--- Start of Recorded data ---

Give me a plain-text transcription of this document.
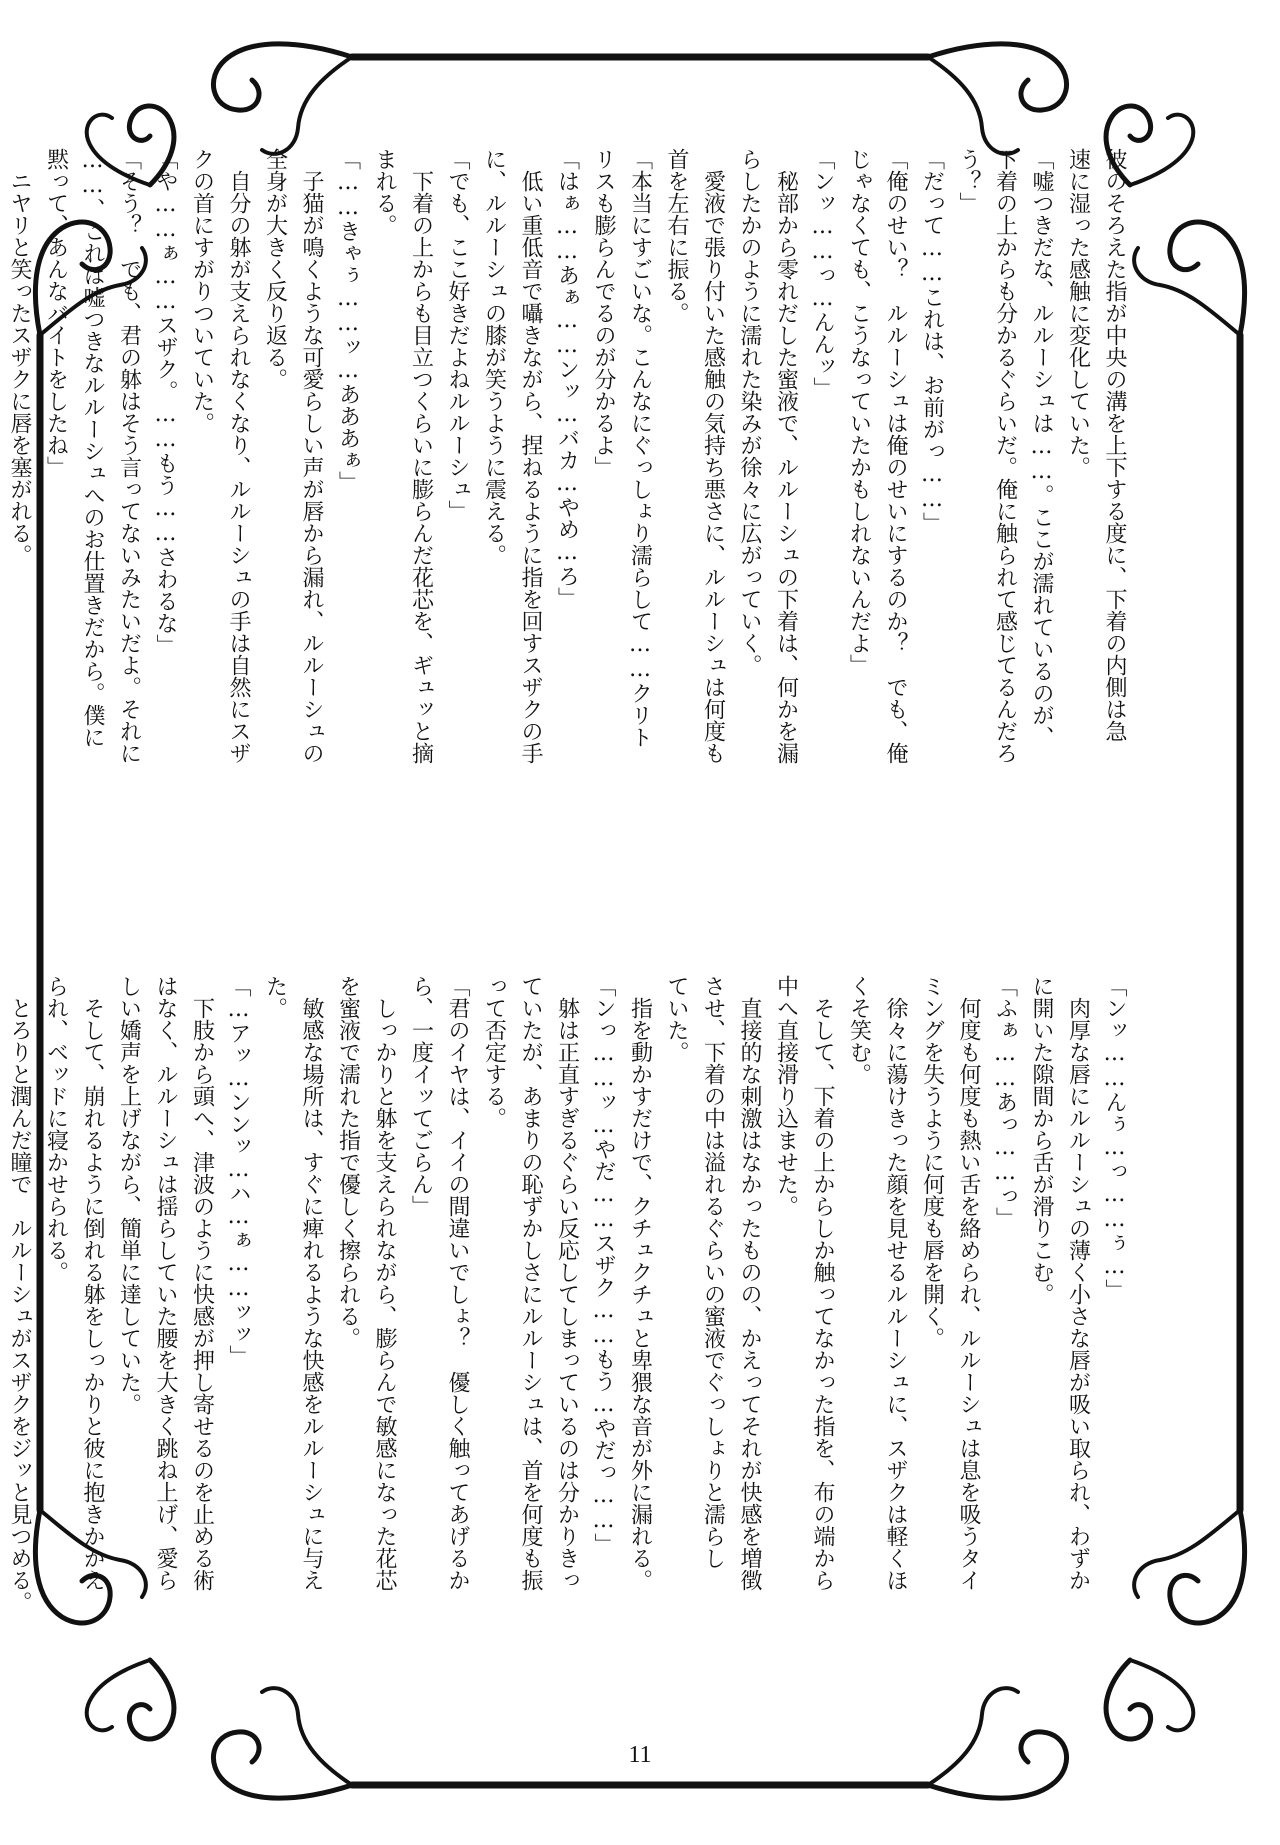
彼のそろえた指が中央の溝を上下する度に、下着の内側は急
速に湿った感触に変化していた。
「嘘つきだな、ルルーシュは……。ここが濡れているのが、
下着の上からも分かるぐらいだ。俺に触られて感じてるんだろ
う？」
「だって……これは、お前がっ……」
「俺のせい？　ルルーシュは俺のせいにするのか？　でも、俺
じゃなくても、こうなっていたかもしれないんだよ」
「ンッ……っ…んんッ」
　秘部から零れだした蜜液で、ルルーシュの下着は、何かを漏
らしたかのように濡れた染みが徐々に広がっていく。
　愛液で張り付いた感触の気持ち悪さに、ルルーシュは何度も
首を左右に振る。
「本当にすごいな。こんなにぐっしょり濡らして……クリト
リスも膨らんでるのが分かるよ」
「はぁ……あぁ……ンッ…バカ…やめ…ろ」
　低い重低音で囁きながら、捏ねるように指を回すスザクの手
に、ルルーシュの膝が笑うように震える。
「でも、ここ好きだよねルルーシュ」
　下着の上からも目立つくらいに膨らんだ花芯を、ギュッと摘
まれる。
「……きゃぅ……ッ…あああぁ」
　子猫が鳴くような可愛らしい声が唇から漏れ、ルルーシュの
全身が大きく反り返る。
　自分の躰が支えられなくなり、ルルーシュの手は自然にスザ
クの首にすがりついていた。
「や……ぁ……スザク。……もう……さわるな」
「そう？　でも、君の躰はそう言ってないみたいだよ。それに
……、これは嘘つきなルルーシュへのお仕置きだから。僕に
黙って、あんなバイトをしたね」
　ニヤリと笑ったスザクに唇を塞がれる。
「ンッ……んぅ…っ……ぅ…」
　肉厚な唇にルルーシュの薄く小さな唇が吸い取られ、わずか
に開いた隙間から舌が滑りこむ。
「ふぁ……あっ……っ」
　何度も何度も熱い舌を絡められ、ルルーシュは息を吸うタイ
ミングを失うように何度も唇を開く。
　徐々に蕩けきった顔を見せるルルーシュに、スザクは軽くほ
くそ笑む。
　そして、下着の上からしか触ってなかった指を、布の端から
中へ直接滑り込ませた。
　直接的な刺激はなかったものの、かえってそれが快感を増徴
させ、下着の中は溢れるぐらいの蜜液でぐっしょりと濡らし
ていた。
　指を動かすだけで、クチュクチュと卑猥な音が外に漏れる。
「ンっ……ッ…やだ……スザク……もう…やだっ……」
　躰は正直すぎるぐらい反応してしまっているのは分かりきっ
ていたが、あまりの恥ずかしさにルルーシュは、首を何度も振
って否定する。
「君のイヤは、イイの間違いでしょ？　優しく触ってあげるか
ら、一度イッてごらん」
　しっかりと躰を支えられながら、膨らんで敏感になった花芯
を蜜液で濡れた指で優しく擦られる。
　敏感な場所は、すぐに痺れるような快感をルルーシュに与え
た。
「…アッ…ンンッ…ハ…ぁ……ッッ」
　下肢から頭へ、津波のように快感が押し寄せるのを止める術
はなく、ルルーシュは揺らしていた腰を大きく跳ね上げ、愛ら
しい嬌声を上げながら、簡単に達していた。
　そして、崩れるように倒れる躰をしっかりと彼に抱きかかえ
られ、ベッドに寝かせられる。
　とろりと潤んだ瞳で　ルルーシュがスザクをジッと見つめる。
11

--- End of Recorded data ---

**Directions for this task**
Make an exact copy of the records above, with the pictures left out.

**Task solution**
Give me a plain-text transcription of this document.
彼のそろえた指が中央の溝を上下する度に、下着の内側は急
速に湿った感触に変化していた。
「嘘つきだな、ルルーシュは……。ここが濡れているのが、
下着の上からも分かるぐらいだ。俺に触られて感じてるんだろ
う？」
「だって……これは、お前がっ……」
「俺のせい？　ルルーシュは俺のせいにするのか？　でも、俺
じゃなくても、こうなっていたかもしれないんだよ」
「ンッ……っ…んんッ」
　秘部から零れだした蜜液で、ルルーシュの下着は、何かを漏
らしたかのように濡れた染みが徐々に広がっていく。
　愛液で張り付いた感触の気持ち悪さに、ルルーシュは何度も
首を左右に振る。
「本当にすごいな。こんなにぐっしょり濡らして……クリト
リスも膨らんでるのが分かるよ」
「はぁ……あぁ……ンッ…バカ…やめ…ろ」
　低い重低音で囁きながら、捏ねるように指を回すスザクの手
に、ルルーシュの膝が笑うように震える。
「でも、ここ好きだよねルルーシュ」
　下着の上からも目立つくらいに膨らんだ花芯を、ギュッと摘
まれる。
「……きゃぅ……ッ…あああぁ」
　子猫が鳴くような可愛らしい声が唇から漏れ、ルルーシュの
全身が大きく反り返る。
　自分の躰が支えられなくなり、ルルーシュの手は自然にスザ
クの首にすがりついていた。
「や……ぁ……スザク。……もう……さわるな」
「そう？　でも、君の躰はそう言ってないみたいだよ。それに
……、これは嘘つきなルルーシュへのお仕置きだから。僕に
黙って、あんなバイトをしたね」
　ニヤリと笑ったスザクに唇を塞がれる。
「ンッ……んぅ…っ……ぅ…」
　肉厚な唇にルルーシュの薄く小さな唇が吸い取られ、わずか
に開いた隙間から舌が滑りこむ。
「ふぁ……あっ……っ」
　何度も何度も熱い舌を絡められ、ルルーシュは息を吸うタイ
ミングを失うように何度も唇を開く。
　徐々に蕩けきった顔を見せるルルーシュに、スザクは軽くほ
くそ笑む。
　そして、下着の上からしか触ってなかった指を、布の端から
中へ直接滑り込ませた。
　直接的な刺激はなかったものの、かえってそれが快感を増徴
させ、下着の中は溢れるぐらいの蜜液でぐっしょりと濡らし
ていた。
　指を動かすだけで、クチュクチュと卑猥な音が外に漏れる。
「ンっ……ッ…やだ……スザク……もう…やだっ……」
　躰は正直すぎるぐらい反応してしまっているのは分かりきっ
ていたが、あまりの恥ずかしさにルルーシュは、首を何度も振
って否定する。
「君のイヤは、イイの間違いでしょ？　優しく触ってあげるか
ら、一度イッてごらん」
　しっかりと躰を支えられながら、膨らんで敏感になった花芯
を蜜液で濡れた指で優しく擦られる。
　敏感な場所は、すぐに痺れるような快感をルルーシュに与え
た。
「…アッ…ンンッ…ハ…ぁ……ッッ」
　下肢から頭へ、津波のように快感が押し寄せるのを止める術
はなく、ルルーシュは揺らしていた腰を大きく跳ね上げ、愛ら
しい嬌声を上げながら、簡単に達していた。
　そして、崩れるように倒れる躰をしっかりと彼に抱きかかえ
られ、ベッドに寝かせられる。
　とろりと潤んだ瞳で　ルルーシュがスザクをジッと見つめる。
11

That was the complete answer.